Records provided
———
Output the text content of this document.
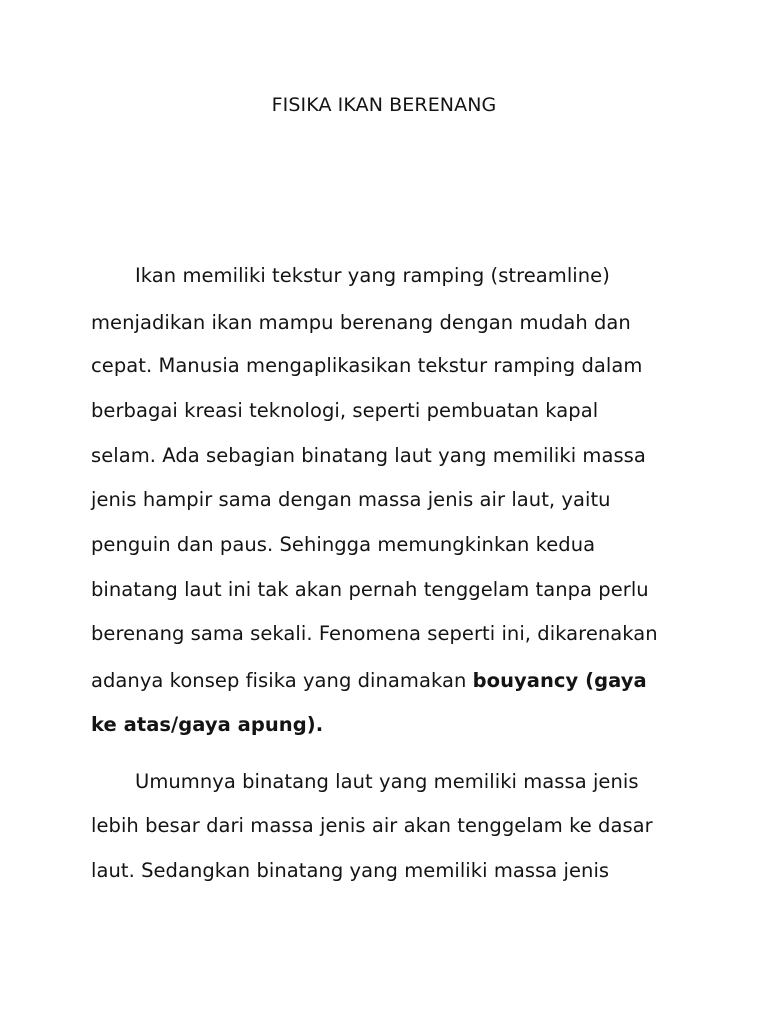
FISIKA IKAN BERENANG
Ikan memiliki tekstur yang ramping (streamline)
menjadikan ikan mampu berenang dengan mudah dan
cepat. Manusia mengaplikasikan tekstur ramping dalam
berbagai kreasi teknologi, seperti pembuatan kapal
selam. Ada sebagian binatang laut yang memiliki massa
jenis hampir sama dengan massa jenis air laut, yaitu
penguin dan paus. Sehingga memungkinkan kedua
binatang laut ini tak akan pernah tenggelam tanpa perlu
berenang sama sekali. Fenomena seperti ini, dikarenakan
adanya konsep fisika yang dinamakan bouyancy (gaya
ke atas/gaya apung).
Umumnya binatang laut yang memiliki massa jenis
lebih besar dari massa jenis air akan tenggelam ke dasar
laut. Sedangkan binatang yang memiliki massa jenis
———
Task statement
All of the material above should be reproduced exactly, except the pictures.

Solution to the exercise
Output the text content of this document.
FISIKA IKAN BERENANG
Ikan memiliki tekstur yang ramping (streamline)
menjadikan ikan mampu berenang dengan mudah dan
cepat. Manusia mengaplikasikan tekstur ramping dalam
berbagai kreasi teknologi, seperti pembuatan kapal
selam. Ada sebagian binatang laut yang memiliki massa
jenis hampir sama dengan massa jenis air laut, yaitu
penguin dan paus. Sehingga memungkinkan kedua
binatang laut ini tak akan pernah tenggelam tanpa perlu
berenang sama sekali. Fenomena seperti ini, dikarenakan
adanya konsep fisika yang dinamakan bouyancy (gaya
ke atas/gaya apung).
Umumnya binatang laut yang memiliki massa jenis
lebih besar dari massa jenis air akan tenggelam ke dasar
laut. Sedangkan binatang yang memiliki massa jenis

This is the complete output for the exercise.